### Aim
Could you give the data below again, exactly and completely?

### Task input
□ □ □ □

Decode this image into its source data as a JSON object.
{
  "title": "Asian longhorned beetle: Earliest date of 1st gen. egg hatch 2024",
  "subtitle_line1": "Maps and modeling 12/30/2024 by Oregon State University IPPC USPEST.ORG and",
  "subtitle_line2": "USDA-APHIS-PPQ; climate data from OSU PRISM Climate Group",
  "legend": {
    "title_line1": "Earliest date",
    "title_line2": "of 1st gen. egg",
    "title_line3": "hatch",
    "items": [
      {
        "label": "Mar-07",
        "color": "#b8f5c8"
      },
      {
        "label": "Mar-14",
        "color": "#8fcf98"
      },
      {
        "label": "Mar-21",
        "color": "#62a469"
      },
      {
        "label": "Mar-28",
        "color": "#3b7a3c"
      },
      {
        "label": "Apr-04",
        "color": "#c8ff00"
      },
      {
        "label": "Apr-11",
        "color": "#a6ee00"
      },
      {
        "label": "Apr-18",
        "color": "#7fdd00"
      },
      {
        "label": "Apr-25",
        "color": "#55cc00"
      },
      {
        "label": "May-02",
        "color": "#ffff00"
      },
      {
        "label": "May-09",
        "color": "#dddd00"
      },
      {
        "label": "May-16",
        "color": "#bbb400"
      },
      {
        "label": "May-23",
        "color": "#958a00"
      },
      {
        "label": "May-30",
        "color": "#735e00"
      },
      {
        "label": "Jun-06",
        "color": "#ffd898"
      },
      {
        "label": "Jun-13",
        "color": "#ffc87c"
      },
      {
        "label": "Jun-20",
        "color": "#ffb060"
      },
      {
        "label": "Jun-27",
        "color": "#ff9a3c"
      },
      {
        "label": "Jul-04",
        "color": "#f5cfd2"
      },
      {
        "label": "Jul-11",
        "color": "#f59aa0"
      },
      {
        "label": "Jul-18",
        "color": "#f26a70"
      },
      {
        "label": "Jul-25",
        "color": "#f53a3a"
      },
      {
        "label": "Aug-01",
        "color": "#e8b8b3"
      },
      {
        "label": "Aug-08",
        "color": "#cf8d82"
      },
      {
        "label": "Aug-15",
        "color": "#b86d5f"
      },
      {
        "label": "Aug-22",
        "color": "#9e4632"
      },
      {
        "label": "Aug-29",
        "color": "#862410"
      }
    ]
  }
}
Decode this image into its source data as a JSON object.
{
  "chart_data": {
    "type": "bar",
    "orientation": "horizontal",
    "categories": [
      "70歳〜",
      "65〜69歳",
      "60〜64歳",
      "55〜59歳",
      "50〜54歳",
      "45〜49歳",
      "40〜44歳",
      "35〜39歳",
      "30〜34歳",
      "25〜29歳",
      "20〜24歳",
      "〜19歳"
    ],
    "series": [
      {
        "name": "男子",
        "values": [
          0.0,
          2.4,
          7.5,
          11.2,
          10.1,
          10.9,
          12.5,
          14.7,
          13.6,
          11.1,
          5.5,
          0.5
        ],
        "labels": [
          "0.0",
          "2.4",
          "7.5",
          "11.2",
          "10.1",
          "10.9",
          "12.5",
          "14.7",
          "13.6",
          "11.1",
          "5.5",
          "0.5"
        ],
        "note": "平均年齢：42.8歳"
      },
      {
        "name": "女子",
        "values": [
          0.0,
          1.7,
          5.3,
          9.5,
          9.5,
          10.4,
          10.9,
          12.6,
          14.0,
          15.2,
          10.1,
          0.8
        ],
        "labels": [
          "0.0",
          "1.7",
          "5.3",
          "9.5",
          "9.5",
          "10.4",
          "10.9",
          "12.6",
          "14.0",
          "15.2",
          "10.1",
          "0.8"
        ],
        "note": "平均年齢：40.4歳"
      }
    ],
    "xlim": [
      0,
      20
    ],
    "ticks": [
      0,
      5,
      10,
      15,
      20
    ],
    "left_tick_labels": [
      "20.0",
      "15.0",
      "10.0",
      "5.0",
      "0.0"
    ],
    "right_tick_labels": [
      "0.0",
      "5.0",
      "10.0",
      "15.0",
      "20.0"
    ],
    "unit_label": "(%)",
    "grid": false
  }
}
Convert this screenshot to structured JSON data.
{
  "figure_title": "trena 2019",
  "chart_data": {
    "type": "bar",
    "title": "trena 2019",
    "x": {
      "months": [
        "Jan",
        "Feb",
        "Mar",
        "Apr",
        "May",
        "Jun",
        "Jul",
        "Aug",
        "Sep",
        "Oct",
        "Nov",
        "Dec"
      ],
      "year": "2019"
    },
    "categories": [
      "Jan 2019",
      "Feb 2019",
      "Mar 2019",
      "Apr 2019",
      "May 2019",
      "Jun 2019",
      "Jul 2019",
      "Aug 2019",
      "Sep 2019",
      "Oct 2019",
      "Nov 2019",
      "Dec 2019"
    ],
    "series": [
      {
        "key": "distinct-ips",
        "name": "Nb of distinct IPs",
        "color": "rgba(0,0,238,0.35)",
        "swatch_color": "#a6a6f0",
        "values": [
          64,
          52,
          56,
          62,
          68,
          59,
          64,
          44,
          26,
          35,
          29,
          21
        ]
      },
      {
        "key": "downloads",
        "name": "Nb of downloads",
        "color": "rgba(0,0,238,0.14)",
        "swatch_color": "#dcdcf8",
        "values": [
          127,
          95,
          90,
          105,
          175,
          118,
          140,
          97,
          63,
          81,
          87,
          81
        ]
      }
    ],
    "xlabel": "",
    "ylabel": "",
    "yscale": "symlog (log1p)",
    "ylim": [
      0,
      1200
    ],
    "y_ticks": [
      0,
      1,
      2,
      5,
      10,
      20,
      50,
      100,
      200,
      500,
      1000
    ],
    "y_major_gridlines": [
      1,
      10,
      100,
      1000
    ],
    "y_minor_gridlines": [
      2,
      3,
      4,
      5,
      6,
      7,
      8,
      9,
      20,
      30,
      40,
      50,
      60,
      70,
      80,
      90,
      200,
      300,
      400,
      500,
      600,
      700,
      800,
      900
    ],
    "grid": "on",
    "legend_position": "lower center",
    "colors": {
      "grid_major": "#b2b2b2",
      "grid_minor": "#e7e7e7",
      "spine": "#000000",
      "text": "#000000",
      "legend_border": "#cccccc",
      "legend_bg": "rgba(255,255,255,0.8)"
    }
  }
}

□ □ □ □

### Answer
Decode this image into its source data as a JSON object.
{
  "title": "Asian longhorned beetle: Earliest date of 1st gen. egg hatch 2024",
  "subtitle_line1": "Maps and modeling 12/30/2024 by Oregon State University IPPC USPEST.ORG and",
  "subtitle_line2": "USDA-APHIS-PPQ; climate data from OSU PRISM Climate Group",
  "legend": {
    "title_line1": "Earliest date",
    "title_line2": "of 1st gen. egg",
    "title_line3": "hatch",
    "items": [
      {
        "label": "Mar-07",
        "color": "#b8f5c8"
      },
      {
        "label": "Mar-14",
        "color": "#8fcf98"
      },
      {
        "label": "Mar-21",
        "color": "#62a469"
      },
      {
        "label": "Mar-28",
        "color": "#3b7a3c"
      },
      {
        "label": "Apr-04",
        "color": "#c8ff00"
      },
      {
        "label": "Apr-11",
        "color": "#a6ee00"
      },
      {
        "label": "Apr-18",
        "color": "#7fdd00"
      },
      {
        "label": "Apr-25",
        "color": "#55cc00"
      },
      {
        "label": "May-02",
        "color": "#ffff00"
      },
      {
        "label": "May-09",
        "color": "#dddd00"
      },
      {
        "label": "May-16",
        "color": "#bbb400"
      },
      {
        "label": "May-23",
        "color": "#958a00"
      },
      {
        "label": "May-30",
        "color": "#735e00"
      },
      {
        "label": "Jun-06",
        "color": "#ffd898"
      },
      {
        "label": "Jun-13",
        "color": "#ffc87c"
      },
      {
        "label": "Jun-20",
        "color": "#ffb060"
      },
      {
        "label": "Jun-27",
        "color": "#ff9a3c"
      },
      {
        "label": "Jul-04",
        "color": "#f5cfd2"
      },
      {
        "label": "Jul-11",
        "color": "#f59aa0"
      },
      {
        "label": "Jul-18",
        "color": "#f26a70"
      },
      {
        "label": "Jul-25",
        "color": "#f53a3a"
      },
      {
        "label": "Aug-01",
        "color": "#e8b8b3"
      },
      {
        "label": "Aug-08",
        "color": "#cf8d82"
      },
      {
        "label": "Aug-15",
        "color": "#b86d5f"
      },
      {
        "label": "Aug-22",
        "color": "#9e4632"
      },
      {
        "label": "Aug-29",
        "color": "#862410"
      }
    ]
  }
}
Decode this image into its source data as a JSON object.
{
  "chart_data": {
    "type": "bar",
    "orientation": "horizontal",
    "categories": [
      "70歳〜",
      "65〜69歳",
      "60〜64歳",
      "55〜59歳",
      "50〜54歳",
      "45〜49歳",
      "40〜44歳",
      "35〜39歳",
      "30〜34歳",
      "25〜29歳",
      "20〜24歳",
      "〜19歳"
    ],
    "series": [
      {
        "name": "男子",
        "values": [
          0.0,
          2.4,
          7.5,
          11.2,
          10.1,
          10.9,
          12.5,
          14.7,
          13.6,
          11.1,
          5.5,
          0.5
        ],
        "labels": [
          "0.0",
          "2.4",
          "7.5",
          "11.2",
          "10.1",
          "10.9",
          "12.5",
          "14.7",
          "13.6",
          "11.1",
          "5.5",
          "0.5"
        ],
        "note": "平均年齢：42.8歳"
      },
      {
        "name": "女子",
        "values": [
          0.0,
          1.7,
          5.3,
          9.5,
          9.5,
          10.4,
          10.9,
          12.6,
          14.0,
          15.2,
          10.1,
          0.8
        ],
        "labels": [
          "0.0",
          "1.7",
          "5.3",
          "9.5",
          "9.5",
          "10.4",
          "10.9",
          "12.6",
          "14.0",
          "15.2",
          "10.1",
          "0.8"
        ],
        "note": "平均年齢：40.4歳"
      }
    ],
    "xlim": [
      0,
      20
    ],
    "ticks": [
      0,
      5,
      10,
      15,
      20
    ],
    "left_tick_labels": [
      "20.0",
      "15.0",
      "10.0",
      "5.0",
      "0.0"
    ],
    "right_tick_labels": [
      "0.0",
      "5.0",
      "10.0",
      "15.0",
      "20.0"
    ],
    "unit_label": "(%)",
    "grid": false
  }
}
Convert this screenshot to structured JSON data.
{
  "figure_title": "trena 2019",
  "chart_data": {
    "type": "bar",
    "title": "trena 2019",
    "x": {
      "months": [
        "Jan",
        "Feb",
        "Mar",
        "Apr",
        "May",
        "Jun",
        "Jul",
        "Aug",
        "Sep",
        "Oct",
        "Nov",
        "Dec"
      ],
      "year": "2019"
    },
    "categories": [
      "Jan 2019",
      "Feb 2019",
      "Mar 2019",
      "Apr 2019",
      "May 2019",
      "Jun 2019",
      "Jul 2019",
      "Aug 2019",
      "Sep 2019",
      "Oct 2019",
      "Nov 2019",
      "Dec 2019"
    ],
    "series": [
      {
        "key": "distinct-ips",
        "name": "Nb of distinct IPs",
        "color": "rgba(0,0,238,0.35)",
        "swatch_color": "#a6a6f0",
        "values": [
          64,
          52,
          56,
          62,
          68,
          59,
          64,
          44,
          26,
          35,
          29,
          21
        ]
      },
      {
        "key": "downloads",
        "name": "Nb of downloads",
        "color": "rgba(0,0,238,0.14)",
        "swatch_color": "#dcdcf8",
        "values": [
          127,
          95,
          90,
          105,
          175,
          118,
          140,
          97,
          63,
          81,
          87,
          81
        ]
      }
    ],
    "xlabel": "",
    "ylabel": "",
    "yscale": "symlog (log1p)",
    "ylim": [
      0,
      1200
    ],
    "y_ticks": [
      0,
      1,
      2,
      5,
      10,
      20,
      50,
      100,
      200,
      500,
      1000
    ],
    "y_major_gridlines": [
      1,
      10,
      100,
      1000
    ],
    "y_minor_gridlines": [
      2,
      3,
      4,
      5,
      6,
      7,
      8,
      9,
      20,
      30,
      40,
      50,
      60,
      70,
      80,
      90,
      200,
      300,
      400,
      500,
      600,
      700,
      800,
      900
    ],
    "grid": "on",
    "legend_position": "lower center",
    "colors": {
      "grid_major": "#b2b2b2",
      "grid_minor": "#e7e7e7",
      "spine": "#000000",
      "text": "#000000",
      "legend_border": "#cccccc",
      "legend_bg": "rgba(255,255,255,0.8)"
    }
  }
}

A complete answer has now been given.